## The task:
Wherever a line holds the word "CDDOs", copy that line out.

_____

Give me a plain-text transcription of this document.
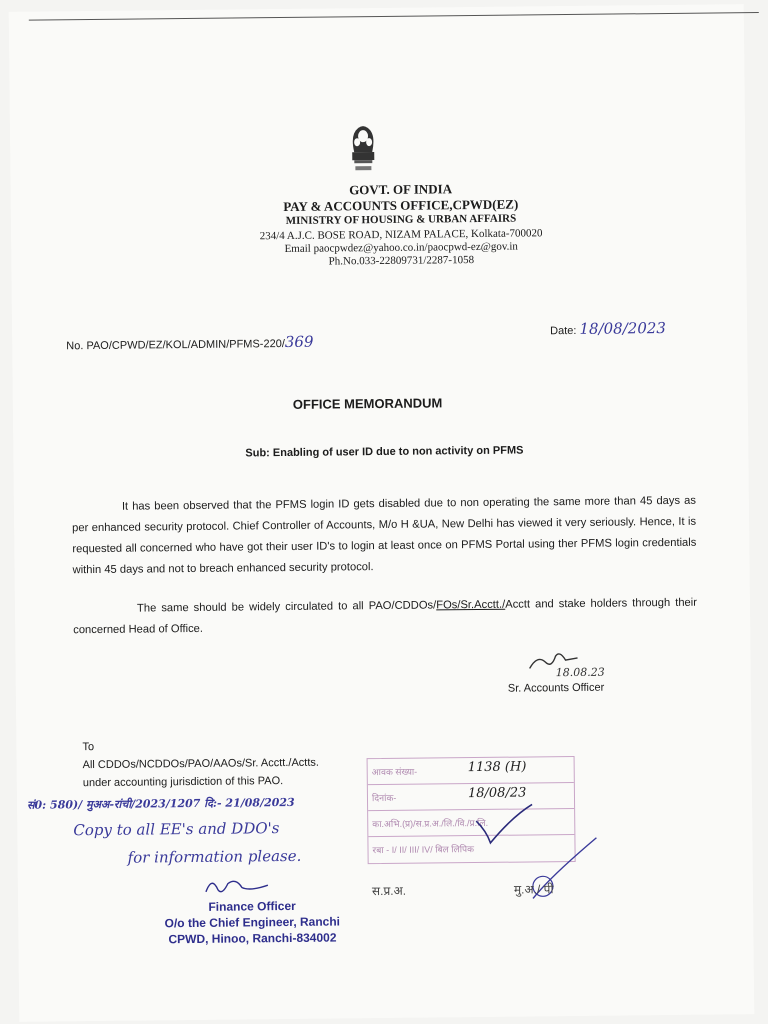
GOVT. OF INDIA
PAY & ACCOUNTS OFFICE,CPWD(EZ)
MINISTRY OF HOUSING & URBAN AFFAIRS
234/4 A.J.C. BOSE ROAD, NIZAM PALACE, Kolkata-700020
Email paocpwdez@yahoo.co.in/paocpwd-ez@gov.in
Ph.No.033-22809731/2287-1058
No. PAO/CPWD/EZ/KOL/ADMIN/PFMS-220/369
Date: 18/08/2023
OFFICE MEMORANDUM
Sub: Enabling of user ID due to non activity on PFMS
It has been observed that the PFMS login ID gets disabled due to non operating the same more than 45 days as per enhanced security protocol. Chief Controller of Accounts, M/o H &UA, New Delhi has viewed it very seriously. Hence, It is requested all concerned who have got their user ID's to login at least once on PFMS Portal using ther PFMS login credentials within 45 days and not to breach enhanced security protocol.
The same should be widely circulated to all PAO/CDDOs/FOs/Sr.Acctt./Acctt and stake holders through their concerned Head of Office.
18.08.23
Sr. Accounts Officer
To
All CDDOs/NCDDOs/PAO/AAOs/Sr. Acctt./Actts.
under accounting jurisdiction of this PAO.
सं0: 580)/ मुअअ-रांची/2023/1207 दि:- 21/08/2023
Copy to all EE's and DDO's
for information please.
आवक संख्या-	1138 (H)
दिनांक-	18/08/23
का.अभि.(प्र)/स.प्र.अ./लि./वि./प्र.लि.
रबा - I/ II/ III/ IV/ बिल लिपिक
स.प्र.अ.	मु.अ./ पी
Finance Officer
O/o the Chief Engineer, Ranchi
CPWD, Hinoo, Ranchi-834002
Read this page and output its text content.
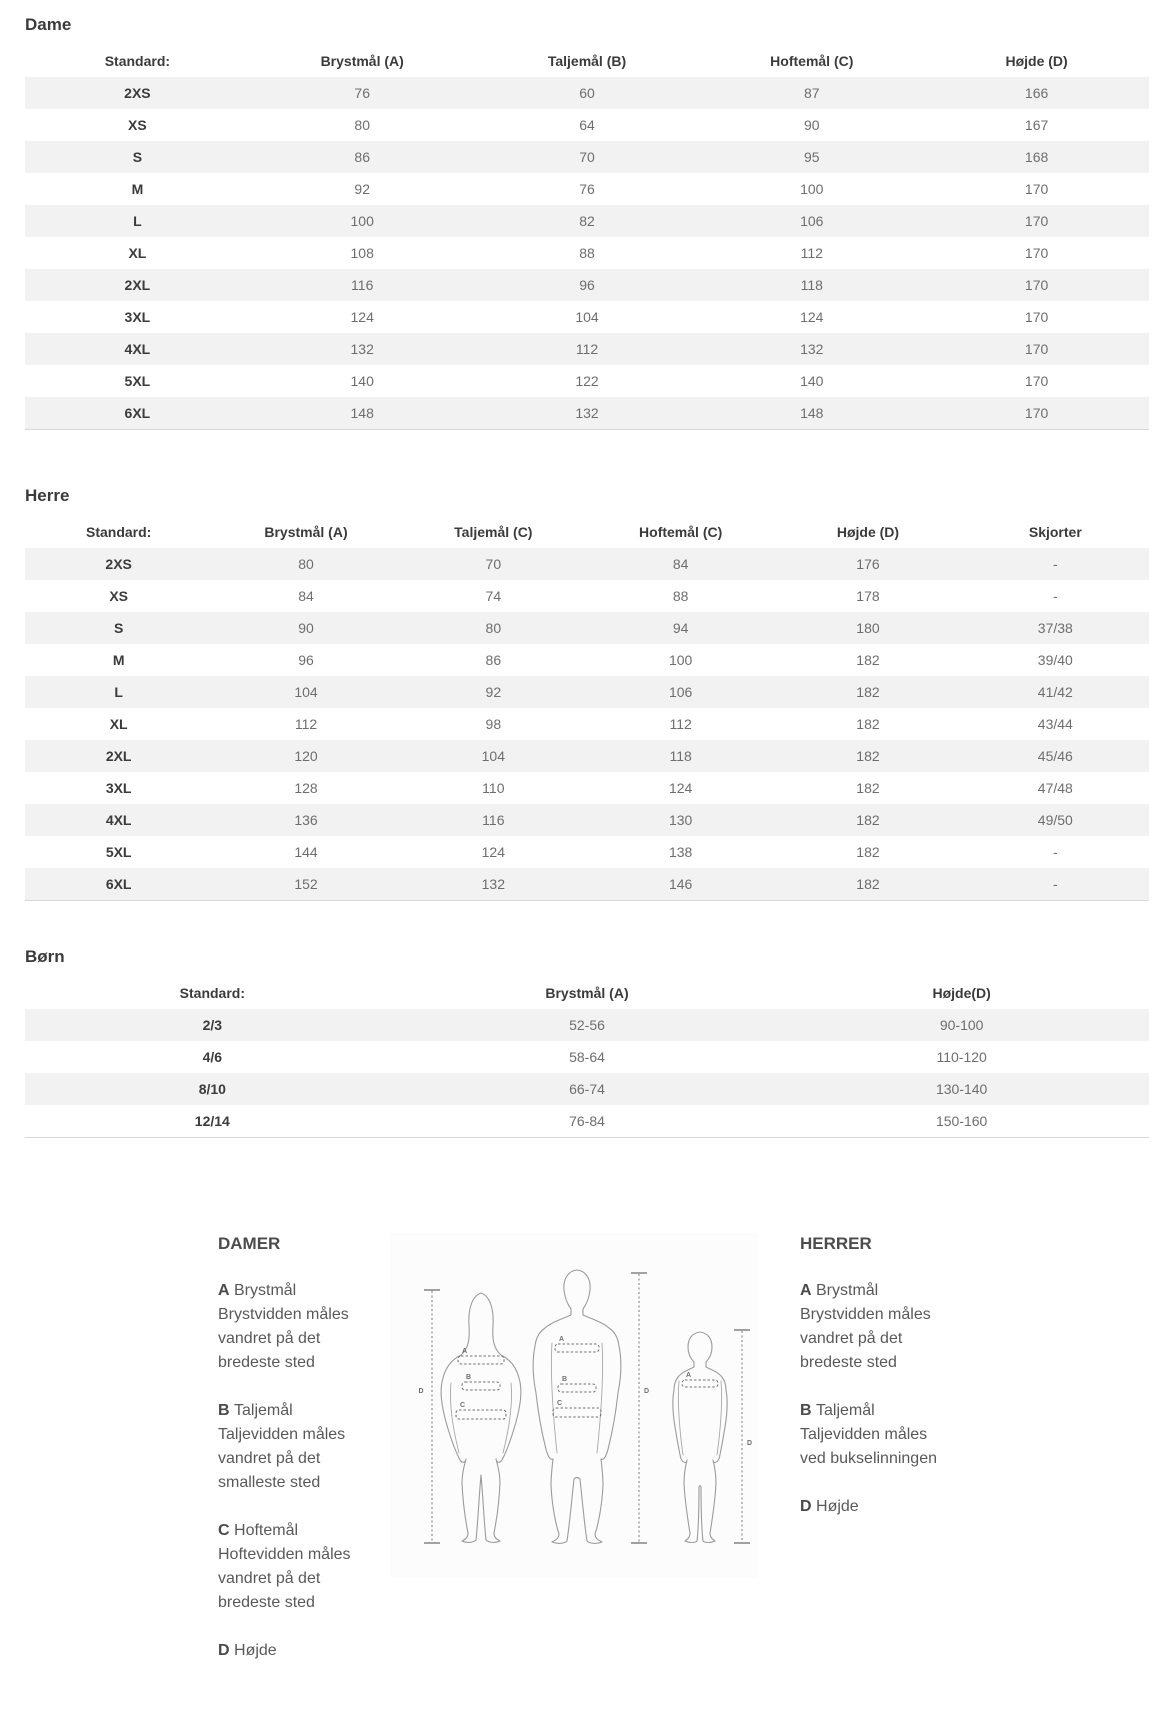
Dame
Standard:	Brystmål (A)	Taljemål (B)	Hoftemål (C)	Højde (D)
2XS	76	60	87	166
XS	80	64	90	167
S	86	70	95	168
M	92	76	100	170
L	100	82	106	170
XL	108	88	112	170
2XL	116	96	118	170
3XL	124	104	124	170
4XL	132	112	132	170
5XL	140	122	140	170
6XL	148	132	148	170
Herre
Standard:	Brystmål (A)	Taljemål (C)	Hoftemål (C)	Højde (D)	Skjorter
2XS	80	70	84	176	-
XS	84	74	88	178	-
S	90	80	94	180	37/38
M	96	86	100	182	39/40
L	104	92	106	182	41/42
XL	112	98	112	182	43/44
2XL	120	104	118	182	45/46
3XL	128	110	124	182	47/48
4XL	136	116	130	182	49/50
5XL	144	124	138	182	-
6XL	152	132	146	182	-
Børn
Standard:	Brystmål (A)	Højde(D)
2/3	52-56	90-100
4/6	58-64	110-120
8/10	66-74	130-140
12/14	76-84	150-160

DAMER

A Brystmål
Brystvidden måles
vandret på det
bredeste sted

B Taljemål
Taljevidden måles
vandret på det
smalleste sted

C Hoftemål
Hoftevidden måles
vandret på det
bredeste sted

D Højde

D
A
B
C
A
B
C
D
A
D

HERRER

A Brystmål
Brystvidden måles
vandret på det
bredeste sted

B Taljemål
Taljevidden måles
ved bukselinningen

D Højde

_____

## Response to the exercise:
The same should be widely circulated to all PAO/CDDOs/FOs/Sr.Acctt./Acctt and stake holders through their concerned Head of Office.
All CDDOs/NCDDOs/PAO/AAOs/Sr. Acctt./Actts.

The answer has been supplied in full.